§ Written instruction
Copy the data word for word, from its first line down to and including the line that contains "vertex-marker[interactable] xyxy=(283,349,291,357)".

§ Information given
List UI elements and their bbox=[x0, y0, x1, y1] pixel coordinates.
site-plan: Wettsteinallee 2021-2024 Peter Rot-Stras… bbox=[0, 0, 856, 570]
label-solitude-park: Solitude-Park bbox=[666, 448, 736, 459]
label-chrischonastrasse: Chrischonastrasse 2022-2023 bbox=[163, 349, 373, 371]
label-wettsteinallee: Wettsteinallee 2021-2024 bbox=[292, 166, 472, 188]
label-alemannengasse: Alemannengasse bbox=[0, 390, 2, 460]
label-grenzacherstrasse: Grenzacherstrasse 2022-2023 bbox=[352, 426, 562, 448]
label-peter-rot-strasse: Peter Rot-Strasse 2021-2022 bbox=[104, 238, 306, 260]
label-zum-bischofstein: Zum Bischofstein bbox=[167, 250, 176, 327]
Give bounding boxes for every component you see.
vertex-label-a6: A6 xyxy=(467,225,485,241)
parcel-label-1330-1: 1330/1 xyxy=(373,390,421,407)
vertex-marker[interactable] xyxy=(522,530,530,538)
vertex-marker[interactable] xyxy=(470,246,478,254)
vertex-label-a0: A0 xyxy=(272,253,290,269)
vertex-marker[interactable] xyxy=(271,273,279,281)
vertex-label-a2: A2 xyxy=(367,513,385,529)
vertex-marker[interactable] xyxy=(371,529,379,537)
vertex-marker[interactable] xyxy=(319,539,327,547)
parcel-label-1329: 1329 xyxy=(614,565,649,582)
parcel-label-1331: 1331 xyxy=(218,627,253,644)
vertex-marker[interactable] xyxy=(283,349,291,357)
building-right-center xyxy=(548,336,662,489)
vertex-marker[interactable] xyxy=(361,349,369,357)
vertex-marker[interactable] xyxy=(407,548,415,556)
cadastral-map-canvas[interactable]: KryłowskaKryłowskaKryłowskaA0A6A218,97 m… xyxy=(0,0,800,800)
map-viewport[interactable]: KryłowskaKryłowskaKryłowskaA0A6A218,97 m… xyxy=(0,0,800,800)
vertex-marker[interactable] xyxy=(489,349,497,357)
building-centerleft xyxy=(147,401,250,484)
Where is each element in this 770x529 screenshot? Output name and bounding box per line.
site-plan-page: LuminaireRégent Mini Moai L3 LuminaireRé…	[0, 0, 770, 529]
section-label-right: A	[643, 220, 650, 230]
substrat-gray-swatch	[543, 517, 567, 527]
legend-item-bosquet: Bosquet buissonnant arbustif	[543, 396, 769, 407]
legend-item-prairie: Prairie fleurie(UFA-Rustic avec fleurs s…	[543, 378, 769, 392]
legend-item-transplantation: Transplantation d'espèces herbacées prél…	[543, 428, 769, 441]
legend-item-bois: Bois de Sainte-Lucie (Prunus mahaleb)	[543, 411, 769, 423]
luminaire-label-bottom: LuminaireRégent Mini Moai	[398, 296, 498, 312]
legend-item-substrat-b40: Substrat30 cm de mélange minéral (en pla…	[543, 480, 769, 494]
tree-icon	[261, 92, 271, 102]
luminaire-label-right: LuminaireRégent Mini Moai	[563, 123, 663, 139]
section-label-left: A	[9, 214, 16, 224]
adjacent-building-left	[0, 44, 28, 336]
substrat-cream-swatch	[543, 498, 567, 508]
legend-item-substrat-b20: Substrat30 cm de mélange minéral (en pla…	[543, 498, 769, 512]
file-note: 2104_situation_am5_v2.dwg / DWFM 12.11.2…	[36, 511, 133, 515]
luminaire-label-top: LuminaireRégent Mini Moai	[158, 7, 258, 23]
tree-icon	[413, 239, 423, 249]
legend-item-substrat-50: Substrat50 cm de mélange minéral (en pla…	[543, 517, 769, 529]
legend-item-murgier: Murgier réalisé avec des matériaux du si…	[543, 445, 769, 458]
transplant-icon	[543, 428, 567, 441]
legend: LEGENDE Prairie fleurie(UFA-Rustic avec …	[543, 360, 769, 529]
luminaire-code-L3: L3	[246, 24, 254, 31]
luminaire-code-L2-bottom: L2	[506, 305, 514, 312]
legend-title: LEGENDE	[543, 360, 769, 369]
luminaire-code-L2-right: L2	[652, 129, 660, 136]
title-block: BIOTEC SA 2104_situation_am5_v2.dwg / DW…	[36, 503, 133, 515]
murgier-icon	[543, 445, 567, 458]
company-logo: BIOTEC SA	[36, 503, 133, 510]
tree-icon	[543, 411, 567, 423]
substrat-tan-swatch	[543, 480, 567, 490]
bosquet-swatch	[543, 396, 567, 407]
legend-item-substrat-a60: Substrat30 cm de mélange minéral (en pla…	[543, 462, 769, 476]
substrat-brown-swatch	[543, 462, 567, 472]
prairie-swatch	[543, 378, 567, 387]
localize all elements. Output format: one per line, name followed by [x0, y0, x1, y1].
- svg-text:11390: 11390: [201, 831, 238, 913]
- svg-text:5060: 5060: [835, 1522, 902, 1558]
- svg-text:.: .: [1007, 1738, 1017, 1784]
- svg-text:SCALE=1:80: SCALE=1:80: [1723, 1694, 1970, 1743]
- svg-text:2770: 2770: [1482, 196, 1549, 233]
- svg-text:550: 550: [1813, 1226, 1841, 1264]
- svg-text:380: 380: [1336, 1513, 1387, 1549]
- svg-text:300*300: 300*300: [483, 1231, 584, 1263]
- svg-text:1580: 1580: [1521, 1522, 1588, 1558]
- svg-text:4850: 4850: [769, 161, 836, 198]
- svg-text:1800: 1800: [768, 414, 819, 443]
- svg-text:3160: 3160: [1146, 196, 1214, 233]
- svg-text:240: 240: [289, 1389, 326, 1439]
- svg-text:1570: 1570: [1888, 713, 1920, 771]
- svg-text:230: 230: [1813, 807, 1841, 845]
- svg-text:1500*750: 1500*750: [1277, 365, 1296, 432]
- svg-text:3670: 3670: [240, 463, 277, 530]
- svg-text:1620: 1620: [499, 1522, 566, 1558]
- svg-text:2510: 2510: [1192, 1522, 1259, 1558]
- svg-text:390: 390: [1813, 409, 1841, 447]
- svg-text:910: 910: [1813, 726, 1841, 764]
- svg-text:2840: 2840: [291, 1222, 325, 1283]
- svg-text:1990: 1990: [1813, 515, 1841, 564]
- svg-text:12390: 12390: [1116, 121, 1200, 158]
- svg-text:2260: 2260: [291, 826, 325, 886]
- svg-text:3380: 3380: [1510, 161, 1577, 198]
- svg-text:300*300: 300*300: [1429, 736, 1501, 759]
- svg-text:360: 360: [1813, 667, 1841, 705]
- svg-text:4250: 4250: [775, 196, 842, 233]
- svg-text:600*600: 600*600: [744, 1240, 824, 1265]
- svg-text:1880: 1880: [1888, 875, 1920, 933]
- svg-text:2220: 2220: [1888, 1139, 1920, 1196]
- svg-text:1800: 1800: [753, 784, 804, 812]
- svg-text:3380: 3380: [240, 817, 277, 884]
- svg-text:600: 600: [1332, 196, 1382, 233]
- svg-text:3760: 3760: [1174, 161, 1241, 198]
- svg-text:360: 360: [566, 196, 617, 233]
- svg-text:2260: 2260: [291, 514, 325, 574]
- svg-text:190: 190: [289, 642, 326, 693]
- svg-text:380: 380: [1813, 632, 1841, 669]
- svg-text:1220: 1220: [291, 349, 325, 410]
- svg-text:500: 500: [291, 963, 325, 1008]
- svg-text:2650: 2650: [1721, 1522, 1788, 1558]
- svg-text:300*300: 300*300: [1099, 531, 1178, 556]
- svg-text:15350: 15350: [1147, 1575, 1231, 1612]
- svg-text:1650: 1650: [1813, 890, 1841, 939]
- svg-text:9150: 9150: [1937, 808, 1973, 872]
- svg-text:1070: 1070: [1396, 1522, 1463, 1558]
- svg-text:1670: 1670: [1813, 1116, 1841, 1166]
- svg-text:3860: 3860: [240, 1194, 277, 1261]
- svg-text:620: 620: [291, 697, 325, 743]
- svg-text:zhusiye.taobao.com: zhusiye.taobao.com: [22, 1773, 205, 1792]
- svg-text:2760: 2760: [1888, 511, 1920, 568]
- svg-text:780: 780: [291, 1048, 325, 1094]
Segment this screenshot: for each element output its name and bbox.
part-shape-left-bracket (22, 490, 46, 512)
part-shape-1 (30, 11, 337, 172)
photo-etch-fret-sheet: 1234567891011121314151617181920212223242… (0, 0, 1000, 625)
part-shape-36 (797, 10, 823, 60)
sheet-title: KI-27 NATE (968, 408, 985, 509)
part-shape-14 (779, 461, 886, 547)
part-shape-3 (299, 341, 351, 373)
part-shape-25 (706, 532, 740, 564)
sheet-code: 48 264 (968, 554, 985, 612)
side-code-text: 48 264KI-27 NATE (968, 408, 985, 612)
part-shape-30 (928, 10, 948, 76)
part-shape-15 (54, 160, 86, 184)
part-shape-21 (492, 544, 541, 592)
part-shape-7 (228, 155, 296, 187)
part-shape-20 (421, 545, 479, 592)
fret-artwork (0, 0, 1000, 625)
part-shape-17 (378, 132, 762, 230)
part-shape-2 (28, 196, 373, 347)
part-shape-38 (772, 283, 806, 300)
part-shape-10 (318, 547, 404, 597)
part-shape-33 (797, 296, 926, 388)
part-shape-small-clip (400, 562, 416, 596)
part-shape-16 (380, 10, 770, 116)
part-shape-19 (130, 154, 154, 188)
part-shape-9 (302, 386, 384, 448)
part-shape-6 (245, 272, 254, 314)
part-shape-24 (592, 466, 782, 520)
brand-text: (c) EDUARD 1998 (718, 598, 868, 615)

§ Result of this task
List UI elements and their bbox=[x0, y0, x1, y1] pixel coordinates.
site-plan: Wettsteinallee 2021-2024 Peter Rot-Stras… bbox=[0, 0, 856, 570]
label-solitude-park: Solitude-Park bbox=[666, 448, 736, 459]
label-chrischonastrasse: Chrischonastrasse 2022-2023 bbox=[163, 349, 373, 371]
label-wettsteinallee: Wettsteinallee 2021-2024 bbox=[292, 166, 472, 188]
label-alemannengasse: Alemannengasse bbox=[0, 390, 2, 460]
label-grenzacherstrasse: Grenzacherstrasse 2022-2023 bbox=[352, 426, 562, 448]
label-peter-rot-strasse: Peter Rot-Strasse 2021-2022 bbox=[104, 238, 306, 260]
label-zum-bischofstein: Zum Bischofstein bbox=[167, 250, 176, 327]
Give bounding boxes for every component you see.
vertex-label-a6: A6 xyxy=(467,225,485,241)
parcel-label-1330-1: 1330/1 xyxy=(373,390,421,407)
vertex-marker[interactable] xyxy=(522,530,530,538)
vertex-marker[interactable] xyxy=(470,246,478,254)
vertex-label-a0: A0 xyxy=(272,253,290,269)
vertex-marker[interactable] xyxy=(271,273,279,281)
vertex-label-a2: A2 xyxy=(367,513,385,529)
vertex-marker[interactable] xyxy=(371,529,379,537)
vertex-marker[interactable] xyxy=(319,539,327,547)
parcel-label-1329: 1329 xyxy=(614,565,649,582)
parcel-label-1331: 1331 xyxy=(218,627,253,644)
vertex-marker[interactable] xyxy=(283,349,291,357)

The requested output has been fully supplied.